**What is asked:** Reproduce the listing verbatim.

[start of Source data]

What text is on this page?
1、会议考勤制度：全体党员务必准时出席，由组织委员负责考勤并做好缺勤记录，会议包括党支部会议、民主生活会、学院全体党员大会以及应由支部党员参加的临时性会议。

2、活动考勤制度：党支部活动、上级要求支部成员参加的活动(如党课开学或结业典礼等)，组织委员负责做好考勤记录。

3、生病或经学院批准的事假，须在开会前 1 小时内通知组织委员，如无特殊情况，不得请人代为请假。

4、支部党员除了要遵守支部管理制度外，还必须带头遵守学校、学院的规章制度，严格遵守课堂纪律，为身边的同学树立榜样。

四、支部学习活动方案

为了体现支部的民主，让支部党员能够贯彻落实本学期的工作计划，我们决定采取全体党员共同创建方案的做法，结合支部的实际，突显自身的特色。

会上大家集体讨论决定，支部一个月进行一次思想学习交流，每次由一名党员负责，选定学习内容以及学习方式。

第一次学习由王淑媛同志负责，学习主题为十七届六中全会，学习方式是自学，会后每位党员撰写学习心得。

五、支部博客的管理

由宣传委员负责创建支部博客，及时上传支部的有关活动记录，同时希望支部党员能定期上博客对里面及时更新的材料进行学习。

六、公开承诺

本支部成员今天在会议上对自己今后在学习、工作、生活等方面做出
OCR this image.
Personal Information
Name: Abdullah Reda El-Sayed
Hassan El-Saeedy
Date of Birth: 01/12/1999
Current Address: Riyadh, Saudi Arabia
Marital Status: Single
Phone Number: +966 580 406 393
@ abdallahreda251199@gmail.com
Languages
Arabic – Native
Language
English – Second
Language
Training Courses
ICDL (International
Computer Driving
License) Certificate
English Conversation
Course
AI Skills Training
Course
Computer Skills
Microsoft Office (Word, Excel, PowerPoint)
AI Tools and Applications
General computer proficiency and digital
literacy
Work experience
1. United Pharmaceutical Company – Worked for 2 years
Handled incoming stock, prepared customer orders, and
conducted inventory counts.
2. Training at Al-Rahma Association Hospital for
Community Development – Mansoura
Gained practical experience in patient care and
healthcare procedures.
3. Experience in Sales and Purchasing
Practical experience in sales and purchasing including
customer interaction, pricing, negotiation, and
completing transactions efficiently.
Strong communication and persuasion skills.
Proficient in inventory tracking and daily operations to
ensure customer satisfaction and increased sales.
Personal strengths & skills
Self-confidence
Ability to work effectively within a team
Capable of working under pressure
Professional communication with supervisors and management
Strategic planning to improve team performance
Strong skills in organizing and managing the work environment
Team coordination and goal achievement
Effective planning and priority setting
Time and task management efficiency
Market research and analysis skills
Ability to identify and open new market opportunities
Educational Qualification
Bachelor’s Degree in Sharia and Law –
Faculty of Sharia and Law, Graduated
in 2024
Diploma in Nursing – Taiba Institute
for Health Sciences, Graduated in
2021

[end of Source data]

**Result below:**
What text is on this page?
1、会议考勤制度：全体党员务必准时出席，由组织委员负责考勤并做好缺勤记录，会议包括党支部会议、民主生活会、学院全体党员大会以及应由支部党员参加的临时性会议。

2、活动考勤制度：党支部活动、上级要求支部成员参加的活动(如党课开学或结业典礼等)，组织委员负责做好考勤记录。

3、生病或经学院批准的事假，须在开会前 1 小时内通知组织委员，如无特殊情况，不得请人代为请假。

4、支部党员除了要遵守支部管理制度外，还必须带头遵守学校、学院的规章制度，严格遵守课堂纪律，为身边的同学树立榜样。

四、支部学习活动方案

为了体现支部的民主，让支部党员能够贯彻落实本学期的工作计划，我们决定采取全体党员共同创建方案的做法，结合支部的实际，突显自身的特色。

会上大家集体讨论决定，支部一个月进行一次思想学习交流，每次由一名党员负责，选定学习内容以及学习方式。

第一次学习由王淑媛同志负责，学习主题为十七届六中全会，学习方式是自学，会后每位党员撰写学习心得。

五、支部博客的管理

由宣传委员负责创建支部博客，及时上传支部的有关活动记录，同时希望支部党员能定期上博客对里面及时更新的材料进行学习。

六、公开承诺

本支部成员今天在会议上对自己今后在学习、工作、生活等方面做出
OCR this image.
Personal Information
Name: Abdullah Reda El-Sayed
Hassan El-Saeedy
Date of Birth: 01/12/1999
Current Address: Riyadh, Saudi Arabia
Marital Status: Single
Phone Number: +966 580 406 393
@ abdallahreda251199@gmail.com
Languages
Arabic – Native
Language
English – Second
Language
Training Courses
ICDL (International
Computer Driving
License) Certificate
English Conversation
Course
AI Skills Training
Course
Computer Skills
Microsoft Office (Word, Excel, PowerPoint)
AI Tools and Applications
General computer proficiency and digital
literacy
Work experience
1. United Pharmaceutical Company – Worked for 2 years
Handled incoming stock, prepared customer orders, and
conducted inventory counts.
2. Training at Al-Rahma Association Hospital for
Community Development – Mansoura
Gained practical experience in patient care and
healthcare procedures.
3. Experience in Sales and Purchasing
Practical experience in sales and purchasing including
customer interaction, pricing, negotiation, and
completing transactions efficiently.
Strong communication and persuasion skills.
Proficient in inventory tracking and daily operations to
ensure customer satisfaction and increased sales.
Personal strengths & skills
Self-confidence
Ability to work effectively within a team
Capable of working under pressure
Professional communication with supervisors and management
Strategic planning to improve team performance
Strong skills in organizing and managing the work environment
Team coordination and goal achievement
Effective planning and priority setting
Time and task management efficiency
Market research and analysis skills
Ability to identify and open new market opportunities
Educational Qualification
Bachelor’s Degree in Sharia and Law –
Faculty of Sharia and Law, Graduated
in 2024
Diploma in Nursing – Taiba Institute
for Health Sciences, Graduated in
2021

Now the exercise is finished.